• [EXERCISE INSTRUCTIONS] Can you write out all of the material below, word for word?

• [ENTRIES SHOWN]
########

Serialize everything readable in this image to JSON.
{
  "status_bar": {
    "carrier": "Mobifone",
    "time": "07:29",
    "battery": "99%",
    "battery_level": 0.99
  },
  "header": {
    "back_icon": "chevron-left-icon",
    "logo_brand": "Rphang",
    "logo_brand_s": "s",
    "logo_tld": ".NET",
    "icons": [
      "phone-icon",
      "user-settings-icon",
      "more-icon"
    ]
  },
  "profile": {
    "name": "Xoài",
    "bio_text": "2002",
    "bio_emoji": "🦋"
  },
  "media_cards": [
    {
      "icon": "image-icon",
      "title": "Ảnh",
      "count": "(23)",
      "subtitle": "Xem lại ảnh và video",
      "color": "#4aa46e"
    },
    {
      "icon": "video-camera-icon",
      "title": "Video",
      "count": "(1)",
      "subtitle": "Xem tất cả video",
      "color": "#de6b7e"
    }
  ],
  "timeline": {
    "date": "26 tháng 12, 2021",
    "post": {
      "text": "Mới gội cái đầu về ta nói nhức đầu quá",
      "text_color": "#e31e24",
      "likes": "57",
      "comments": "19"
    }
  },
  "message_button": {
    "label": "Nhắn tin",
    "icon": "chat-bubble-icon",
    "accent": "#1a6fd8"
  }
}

########

• [SOLUTION TO THE EXERCISE]
Serialize everything readable in this image to JSON.
{
  "status_bar": {
    "carrier": "Mobifone",
    "time": "07:29",
    "battery": "99%",
    "battery_level": 0.99
  },
  "header": {
    "back_icon": "chevron-left-icon",
    "logo_brand": "Rphang",
    "logo_brand_s": "s",
    "logo_tld": ".NET",
    "icons": [
      "phone-icon",
      "user-settings-icon",
      "more-icon"
    ]
  },
  "profile": {
    "name": "Xoài",
    "bio_text": "2002",
    "bio_emoji": "🦋"
  },
  "media_cards": [
    {
      "icon": "image-icon",
      "title": "Ảnh",
      "count": "(23)",
      "subtitle": "Xem lại ảnh và video",
      "color": "#4aa46e"
    },
    {
      "icon": "video-camera-icon",
      "title": "Video",
      "count": "(1)",
      "subtitle": "Xem tất cả video",
      "color": "#de6b7e"
    }
  ],
  "timeline": {
    "date": "26 tháng 12, 2021",
    "post": {
      "text": "Mới gội cái đầu về ta nói nhức đầu quá",
      "text_color": "#e31e24",
      "likes": "57",
      "comments": "19"
    }
  },
  "message_button": {
    "label": "Nhắn tin",
    "icon": "chat-bubble-icon",
    "accent": "#1a6fd8"
  }
}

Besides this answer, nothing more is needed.